----- Data excerpts
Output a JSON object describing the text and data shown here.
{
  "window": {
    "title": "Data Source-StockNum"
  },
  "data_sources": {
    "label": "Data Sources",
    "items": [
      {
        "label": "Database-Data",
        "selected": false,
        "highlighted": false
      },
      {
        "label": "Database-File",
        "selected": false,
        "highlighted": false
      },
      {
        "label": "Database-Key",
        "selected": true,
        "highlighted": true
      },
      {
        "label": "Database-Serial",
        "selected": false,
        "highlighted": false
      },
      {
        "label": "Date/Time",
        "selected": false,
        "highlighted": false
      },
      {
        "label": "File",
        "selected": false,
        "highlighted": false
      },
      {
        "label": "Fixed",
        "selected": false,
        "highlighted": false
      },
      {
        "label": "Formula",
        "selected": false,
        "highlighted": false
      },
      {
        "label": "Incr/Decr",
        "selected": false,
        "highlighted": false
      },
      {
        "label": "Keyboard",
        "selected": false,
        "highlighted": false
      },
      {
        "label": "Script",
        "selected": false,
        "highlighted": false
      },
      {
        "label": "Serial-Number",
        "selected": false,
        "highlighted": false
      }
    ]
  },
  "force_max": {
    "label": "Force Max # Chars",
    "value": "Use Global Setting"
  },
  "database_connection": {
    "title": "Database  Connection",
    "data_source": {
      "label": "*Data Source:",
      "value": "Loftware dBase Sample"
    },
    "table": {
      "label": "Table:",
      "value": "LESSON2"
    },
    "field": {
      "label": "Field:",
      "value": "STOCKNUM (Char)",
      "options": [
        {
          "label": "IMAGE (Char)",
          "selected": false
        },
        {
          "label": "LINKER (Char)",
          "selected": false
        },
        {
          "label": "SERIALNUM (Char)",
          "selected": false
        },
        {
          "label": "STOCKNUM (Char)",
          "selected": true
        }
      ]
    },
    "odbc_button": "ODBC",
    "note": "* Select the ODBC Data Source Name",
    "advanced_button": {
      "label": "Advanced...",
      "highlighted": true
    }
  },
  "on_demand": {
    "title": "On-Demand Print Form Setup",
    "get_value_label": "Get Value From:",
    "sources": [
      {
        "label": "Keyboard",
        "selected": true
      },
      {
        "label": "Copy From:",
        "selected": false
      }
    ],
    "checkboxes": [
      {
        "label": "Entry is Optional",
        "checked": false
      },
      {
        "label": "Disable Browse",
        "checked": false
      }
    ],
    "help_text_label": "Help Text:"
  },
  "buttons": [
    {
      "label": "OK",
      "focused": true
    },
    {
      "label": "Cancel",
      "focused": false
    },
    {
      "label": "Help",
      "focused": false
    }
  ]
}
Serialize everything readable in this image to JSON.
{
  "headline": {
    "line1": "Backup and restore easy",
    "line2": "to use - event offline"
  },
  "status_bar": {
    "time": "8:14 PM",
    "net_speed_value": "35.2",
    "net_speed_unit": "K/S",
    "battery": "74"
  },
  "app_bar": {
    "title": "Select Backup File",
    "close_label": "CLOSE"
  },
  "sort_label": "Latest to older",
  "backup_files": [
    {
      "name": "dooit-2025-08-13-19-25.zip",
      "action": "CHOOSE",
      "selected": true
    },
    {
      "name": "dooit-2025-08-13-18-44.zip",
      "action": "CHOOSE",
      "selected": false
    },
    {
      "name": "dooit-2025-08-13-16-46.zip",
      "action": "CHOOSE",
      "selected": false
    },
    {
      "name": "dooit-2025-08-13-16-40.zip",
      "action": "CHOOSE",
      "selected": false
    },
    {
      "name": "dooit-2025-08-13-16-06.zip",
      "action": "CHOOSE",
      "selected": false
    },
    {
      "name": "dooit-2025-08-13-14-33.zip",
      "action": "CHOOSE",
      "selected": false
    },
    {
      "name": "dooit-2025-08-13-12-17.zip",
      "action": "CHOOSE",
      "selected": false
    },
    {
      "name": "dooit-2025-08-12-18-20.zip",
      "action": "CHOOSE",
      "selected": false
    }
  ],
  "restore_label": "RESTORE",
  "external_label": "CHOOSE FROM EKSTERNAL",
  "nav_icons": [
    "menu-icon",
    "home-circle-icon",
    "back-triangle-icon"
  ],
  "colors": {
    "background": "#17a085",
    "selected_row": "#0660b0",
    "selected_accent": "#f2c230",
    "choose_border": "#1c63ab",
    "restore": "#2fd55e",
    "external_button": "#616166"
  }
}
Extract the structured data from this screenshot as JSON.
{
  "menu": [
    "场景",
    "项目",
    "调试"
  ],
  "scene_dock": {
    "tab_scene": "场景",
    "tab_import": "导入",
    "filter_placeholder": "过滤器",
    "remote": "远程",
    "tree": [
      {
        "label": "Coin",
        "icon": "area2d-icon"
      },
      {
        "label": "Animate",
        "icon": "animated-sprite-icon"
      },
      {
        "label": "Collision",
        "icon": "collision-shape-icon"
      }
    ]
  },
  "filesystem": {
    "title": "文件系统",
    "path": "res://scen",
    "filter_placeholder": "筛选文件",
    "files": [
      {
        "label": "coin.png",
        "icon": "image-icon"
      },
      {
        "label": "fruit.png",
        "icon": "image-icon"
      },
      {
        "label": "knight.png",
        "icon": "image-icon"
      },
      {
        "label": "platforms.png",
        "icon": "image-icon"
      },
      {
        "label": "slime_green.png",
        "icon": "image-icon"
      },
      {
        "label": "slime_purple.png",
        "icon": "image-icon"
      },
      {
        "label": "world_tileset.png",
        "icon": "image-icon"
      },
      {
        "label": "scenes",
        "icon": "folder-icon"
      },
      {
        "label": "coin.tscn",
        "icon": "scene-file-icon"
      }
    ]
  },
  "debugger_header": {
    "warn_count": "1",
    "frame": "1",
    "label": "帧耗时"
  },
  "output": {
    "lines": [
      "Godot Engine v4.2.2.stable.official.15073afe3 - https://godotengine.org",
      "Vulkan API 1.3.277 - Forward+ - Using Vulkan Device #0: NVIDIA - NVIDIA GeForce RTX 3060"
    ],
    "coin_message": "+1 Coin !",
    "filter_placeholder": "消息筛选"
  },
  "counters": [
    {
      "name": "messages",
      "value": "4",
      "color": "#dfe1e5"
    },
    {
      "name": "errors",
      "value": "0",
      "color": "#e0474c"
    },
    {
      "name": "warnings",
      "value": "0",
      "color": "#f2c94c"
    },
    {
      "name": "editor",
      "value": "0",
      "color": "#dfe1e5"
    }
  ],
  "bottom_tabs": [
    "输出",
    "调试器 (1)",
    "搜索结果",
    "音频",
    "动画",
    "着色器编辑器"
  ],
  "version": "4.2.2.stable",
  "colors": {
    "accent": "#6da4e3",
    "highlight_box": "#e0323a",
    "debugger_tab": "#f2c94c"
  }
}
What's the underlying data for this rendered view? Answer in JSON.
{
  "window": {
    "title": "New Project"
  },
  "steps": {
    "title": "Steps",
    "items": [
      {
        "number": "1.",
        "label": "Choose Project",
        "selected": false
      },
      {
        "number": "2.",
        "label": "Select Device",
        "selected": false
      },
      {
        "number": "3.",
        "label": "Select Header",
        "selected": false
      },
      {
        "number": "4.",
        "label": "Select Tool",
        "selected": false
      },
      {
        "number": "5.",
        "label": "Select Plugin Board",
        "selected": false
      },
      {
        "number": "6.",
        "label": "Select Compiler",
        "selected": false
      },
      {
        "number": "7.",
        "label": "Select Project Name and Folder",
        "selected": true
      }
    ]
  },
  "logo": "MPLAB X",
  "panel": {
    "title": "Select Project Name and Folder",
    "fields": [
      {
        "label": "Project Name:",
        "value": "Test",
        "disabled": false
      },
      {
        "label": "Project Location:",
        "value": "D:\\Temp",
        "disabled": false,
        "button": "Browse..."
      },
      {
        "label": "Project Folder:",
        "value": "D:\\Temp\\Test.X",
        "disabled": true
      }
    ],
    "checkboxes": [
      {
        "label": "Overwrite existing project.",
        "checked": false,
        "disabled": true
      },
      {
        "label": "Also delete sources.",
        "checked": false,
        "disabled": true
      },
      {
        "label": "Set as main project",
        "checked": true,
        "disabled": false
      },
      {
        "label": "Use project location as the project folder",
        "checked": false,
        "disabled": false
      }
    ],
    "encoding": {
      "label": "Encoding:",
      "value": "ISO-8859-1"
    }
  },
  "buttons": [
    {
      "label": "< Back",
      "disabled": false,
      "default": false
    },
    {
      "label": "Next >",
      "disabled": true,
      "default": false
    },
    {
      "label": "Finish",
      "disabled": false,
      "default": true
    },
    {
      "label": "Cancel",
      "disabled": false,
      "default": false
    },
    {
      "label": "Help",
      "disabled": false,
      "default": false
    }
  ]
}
----------
● Work to do
Pick out the lines above that hold the string "ODBC" and show them.

● Response to the task
    "odbc_button": "ODBC",
    "note": "* Select the ODBC Data Source Name",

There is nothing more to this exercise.